What the task asks:
Check each line of the records for "startled"; collect those that have it.

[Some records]
◇ ◇ ◇

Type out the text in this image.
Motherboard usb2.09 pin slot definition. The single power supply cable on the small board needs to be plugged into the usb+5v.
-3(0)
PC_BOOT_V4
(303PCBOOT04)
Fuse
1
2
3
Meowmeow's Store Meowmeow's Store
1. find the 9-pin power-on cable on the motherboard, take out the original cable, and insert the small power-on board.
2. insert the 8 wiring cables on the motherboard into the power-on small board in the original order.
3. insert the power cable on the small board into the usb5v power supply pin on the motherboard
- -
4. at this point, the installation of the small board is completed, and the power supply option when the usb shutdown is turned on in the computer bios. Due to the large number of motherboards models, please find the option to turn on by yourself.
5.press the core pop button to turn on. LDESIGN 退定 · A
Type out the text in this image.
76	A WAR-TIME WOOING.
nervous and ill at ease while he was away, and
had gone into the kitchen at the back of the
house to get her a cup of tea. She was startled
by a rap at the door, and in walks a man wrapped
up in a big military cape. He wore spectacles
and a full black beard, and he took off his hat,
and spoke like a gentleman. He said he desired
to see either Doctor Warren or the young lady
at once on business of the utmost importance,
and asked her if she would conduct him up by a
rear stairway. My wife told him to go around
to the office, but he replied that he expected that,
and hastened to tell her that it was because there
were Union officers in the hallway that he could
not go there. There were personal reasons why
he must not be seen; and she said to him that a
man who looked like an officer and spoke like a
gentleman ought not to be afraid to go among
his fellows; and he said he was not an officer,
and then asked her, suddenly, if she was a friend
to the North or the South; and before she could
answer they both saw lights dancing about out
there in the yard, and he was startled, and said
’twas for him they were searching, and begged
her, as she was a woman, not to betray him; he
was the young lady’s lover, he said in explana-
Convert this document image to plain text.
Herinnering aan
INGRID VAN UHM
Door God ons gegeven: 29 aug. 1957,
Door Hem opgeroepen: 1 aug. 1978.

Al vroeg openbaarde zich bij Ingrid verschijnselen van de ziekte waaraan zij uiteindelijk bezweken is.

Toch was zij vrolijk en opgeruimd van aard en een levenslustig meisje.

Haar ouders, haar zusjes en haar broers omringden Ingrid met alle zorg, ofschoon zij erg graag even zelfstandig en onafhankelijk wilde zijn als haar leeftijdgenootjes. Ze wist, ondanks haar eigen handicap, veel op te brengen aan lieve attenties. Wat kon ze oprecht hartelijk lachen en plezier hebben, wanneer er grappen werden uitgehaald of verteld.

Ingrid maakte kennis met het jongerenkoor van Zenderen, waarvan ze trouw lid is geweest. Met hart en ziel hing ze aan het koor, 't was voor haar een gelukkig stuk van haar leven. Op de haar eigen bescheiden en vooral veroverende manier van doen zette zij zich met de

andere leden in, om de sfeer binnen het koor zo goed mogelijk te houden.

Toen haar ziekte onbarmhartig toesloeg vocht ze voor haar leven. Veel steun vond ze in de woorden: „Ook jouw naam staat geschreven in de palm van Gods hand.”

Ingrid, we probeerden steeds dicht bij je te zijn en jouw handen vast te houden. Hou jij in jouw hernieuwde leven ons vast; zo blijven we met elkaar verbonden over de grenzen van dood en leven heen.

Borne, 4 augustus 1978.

◇ ◇ ◇

Written answer:
house to get her a cup of tea. She was startled
there in the yard, and he was startled, and said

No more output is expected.